#### Written instruction
State only how many lines below include the string "электронном".

#### Recorded data
---
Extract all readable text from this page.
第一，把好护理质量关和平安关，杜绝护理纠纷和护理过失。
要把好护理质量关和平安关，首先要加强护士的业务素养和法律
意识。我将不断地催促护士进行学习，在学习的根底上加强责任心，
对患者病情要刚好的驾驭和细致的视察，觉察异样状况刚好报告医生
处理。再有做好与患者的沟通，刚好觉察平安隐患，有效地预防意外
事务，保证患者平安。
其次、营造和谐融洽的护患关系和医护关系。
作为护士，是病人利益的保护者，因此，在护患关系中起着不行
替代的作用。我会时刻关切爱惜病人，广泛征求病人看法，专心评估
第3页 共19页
---
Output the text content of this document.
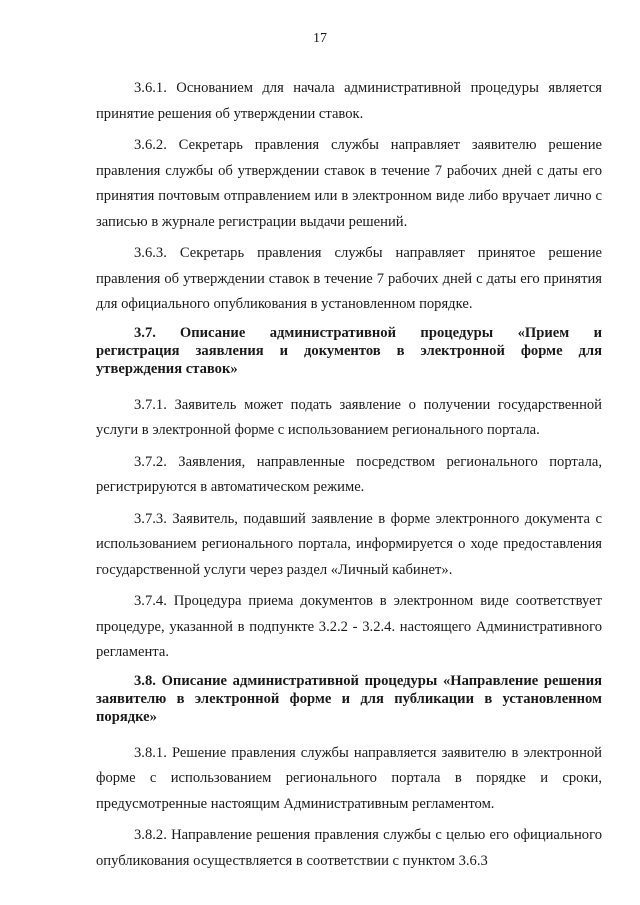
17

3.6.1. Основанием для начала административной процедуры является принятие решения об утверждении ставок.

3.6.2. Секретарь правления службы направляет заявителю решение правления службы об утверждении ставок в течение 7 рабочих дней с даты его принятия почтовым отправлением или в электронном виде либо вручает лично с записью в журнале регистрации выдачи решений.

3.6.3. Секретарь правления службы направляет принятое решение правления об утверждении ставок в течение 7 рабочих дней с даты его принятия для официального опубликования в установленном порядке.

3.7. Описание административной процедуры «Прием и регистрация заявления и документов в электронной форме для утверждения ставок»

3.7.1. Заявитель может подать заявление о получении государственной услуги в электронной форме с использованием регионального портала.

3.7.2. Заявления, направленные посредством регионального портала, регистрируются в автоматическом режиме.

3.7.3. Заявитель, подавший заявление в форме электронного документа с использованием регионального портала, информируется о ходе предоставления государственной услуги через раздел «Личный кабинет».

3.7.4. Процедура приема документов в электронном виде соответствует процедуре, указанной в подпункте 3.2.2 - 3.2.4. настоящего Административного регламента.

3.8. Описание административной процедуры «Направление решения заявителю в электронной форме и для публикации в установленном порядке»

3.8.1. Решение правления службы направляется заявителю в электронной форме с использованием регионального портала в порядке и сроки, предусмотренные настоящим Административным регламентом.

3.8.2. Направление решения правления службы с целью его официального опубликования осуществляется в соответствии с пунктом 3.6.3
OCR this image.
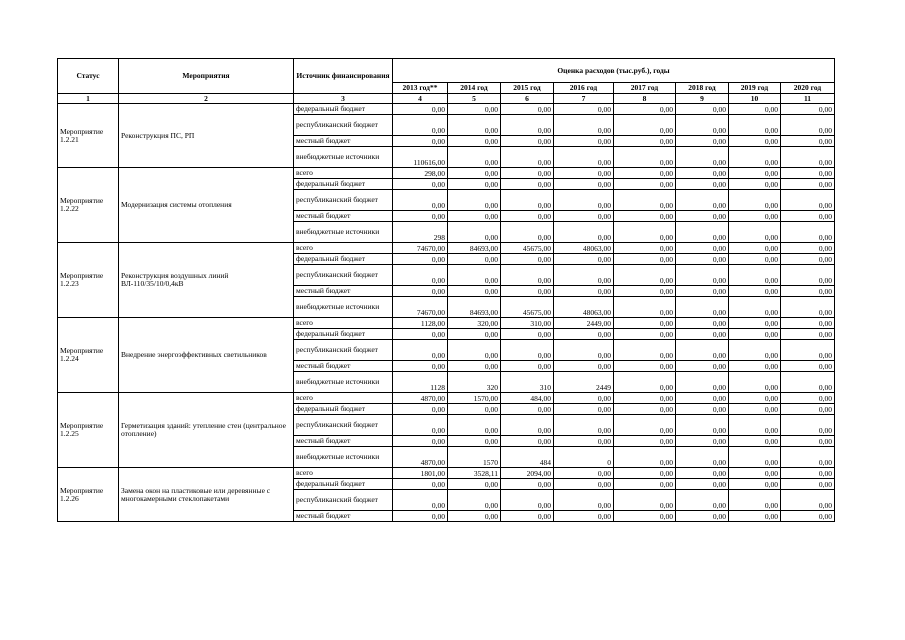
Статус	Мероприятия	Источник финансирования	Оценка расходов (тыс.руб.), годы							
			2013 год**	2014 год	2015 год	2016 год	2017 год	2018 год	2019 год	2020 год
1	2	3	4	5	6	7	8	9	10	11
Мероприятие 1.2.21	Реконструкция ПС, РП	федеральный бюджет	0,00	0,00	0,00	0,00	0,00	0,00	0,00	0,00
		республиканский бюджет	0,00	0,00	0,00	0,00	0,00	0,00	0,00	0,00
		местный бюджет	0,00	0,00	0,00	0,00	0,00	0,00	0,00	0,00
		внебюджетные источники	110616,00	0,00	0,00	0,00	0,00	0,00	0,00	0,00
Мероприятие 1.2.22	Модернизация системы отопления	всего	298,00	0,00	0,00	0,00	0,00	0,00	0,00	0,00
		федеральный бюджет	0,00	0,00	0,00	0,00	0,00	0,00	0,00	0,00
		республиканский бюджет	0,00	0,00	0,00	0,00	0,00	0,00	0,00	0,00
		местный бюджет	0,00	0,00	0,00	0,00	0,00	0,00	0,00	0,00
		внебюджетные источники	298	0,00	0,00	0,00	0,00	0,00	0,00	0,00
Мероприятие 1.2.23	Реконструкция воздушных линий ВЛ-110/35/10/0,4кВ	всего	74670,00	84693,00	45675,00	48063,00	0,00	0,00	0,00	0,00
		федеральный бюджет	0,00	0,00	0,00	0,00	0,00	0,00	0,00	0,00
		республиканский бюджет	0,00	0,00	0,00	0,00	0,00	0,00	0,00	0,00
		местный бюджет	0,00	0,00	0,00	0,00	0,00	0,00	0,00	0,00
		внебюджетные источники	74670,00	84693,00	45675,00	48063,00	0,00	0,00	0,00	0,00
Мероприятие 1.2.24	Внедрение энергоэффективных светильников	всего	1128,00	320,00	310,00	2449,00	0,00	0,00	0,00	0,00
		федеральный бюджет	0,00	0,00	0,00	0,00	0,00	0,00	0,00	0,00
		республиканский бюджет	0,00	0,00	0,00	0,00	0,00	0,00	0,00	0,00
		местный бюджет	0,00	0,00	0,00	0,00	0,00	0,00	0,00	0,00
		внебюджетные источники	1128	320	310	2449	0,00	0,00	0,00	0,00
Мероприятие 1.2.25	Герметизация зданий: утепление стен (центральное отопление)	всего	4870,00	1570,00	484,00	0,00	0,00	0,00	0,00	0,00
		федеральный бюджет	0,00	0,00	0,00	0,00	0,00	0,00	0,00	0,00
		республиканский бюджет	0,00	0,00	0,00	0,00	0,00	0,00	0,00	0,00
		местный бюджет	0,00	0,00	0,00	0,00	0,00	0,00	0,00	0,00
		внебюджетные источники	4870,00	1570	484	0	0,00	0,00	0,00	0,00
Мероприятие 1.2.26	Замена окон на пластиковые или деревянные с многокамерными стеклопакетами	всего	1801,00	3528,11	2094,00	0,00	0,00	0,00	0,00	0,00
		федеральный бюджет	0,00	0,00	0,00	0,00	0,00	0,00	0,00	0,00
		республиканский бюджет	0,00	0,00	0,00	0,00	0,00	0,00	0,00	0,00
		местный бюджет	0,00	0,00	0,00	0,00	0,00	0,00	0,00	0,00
---
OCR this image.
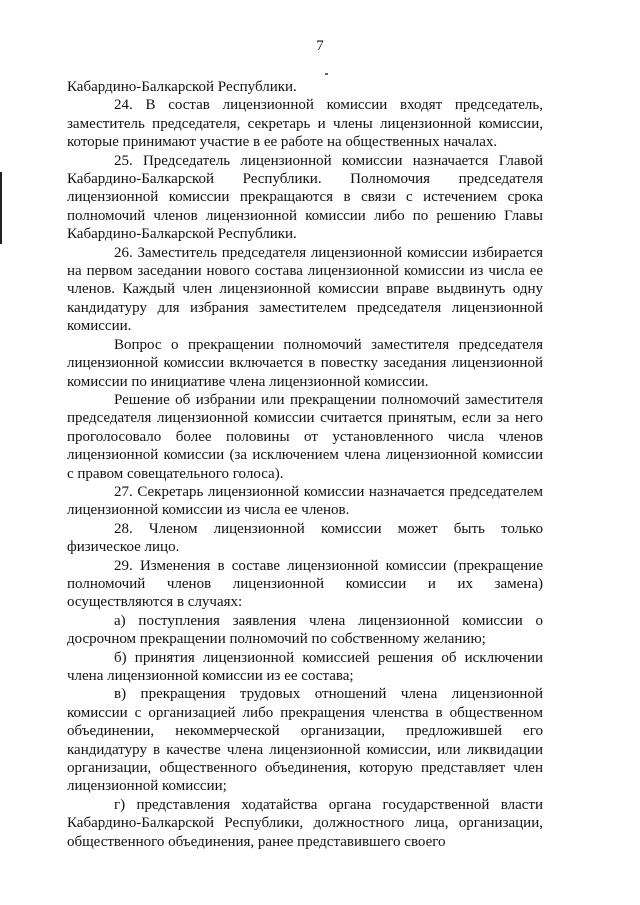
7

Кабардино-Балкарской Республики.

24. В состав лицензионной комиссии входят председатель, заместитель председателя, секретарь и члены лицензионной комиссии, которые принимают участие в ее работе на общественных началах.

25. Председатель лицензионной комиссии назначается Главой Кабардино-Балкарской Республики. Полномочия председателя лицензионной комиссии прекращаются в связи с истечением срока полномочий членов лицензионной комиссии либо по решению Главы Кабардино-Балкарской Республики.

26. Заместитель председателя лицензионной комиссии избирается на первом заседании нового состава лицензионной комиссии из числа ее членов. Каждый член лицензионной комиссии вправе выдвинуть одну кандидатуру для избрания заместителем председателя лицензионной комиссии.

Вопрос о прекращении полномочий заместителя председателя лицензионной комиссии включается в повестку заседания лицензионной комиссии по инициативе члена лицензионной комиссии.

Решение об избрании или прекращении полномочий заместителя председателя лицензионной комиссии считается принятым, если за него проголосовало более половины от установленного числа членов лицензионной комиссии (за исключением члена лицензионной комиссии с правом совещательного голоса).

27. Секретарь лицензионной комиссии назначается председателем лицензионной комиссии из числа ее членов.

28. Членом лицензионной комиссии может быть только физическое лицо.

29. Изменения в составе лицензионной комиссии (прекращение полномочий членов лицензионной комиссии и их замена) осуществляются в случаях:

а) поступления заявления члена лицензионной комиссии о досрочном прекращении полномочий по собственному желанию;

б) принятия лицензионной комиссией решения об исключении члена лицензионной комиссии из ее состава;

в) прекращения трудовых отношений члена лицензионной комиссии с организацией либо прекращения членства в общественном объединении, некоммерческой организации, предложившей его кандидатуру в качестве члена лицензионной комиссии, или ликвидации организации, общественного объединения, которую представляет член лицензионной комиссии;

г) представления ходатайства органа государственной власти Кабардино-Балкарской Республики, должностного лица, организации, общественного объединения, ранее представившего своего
---
#### Written response
2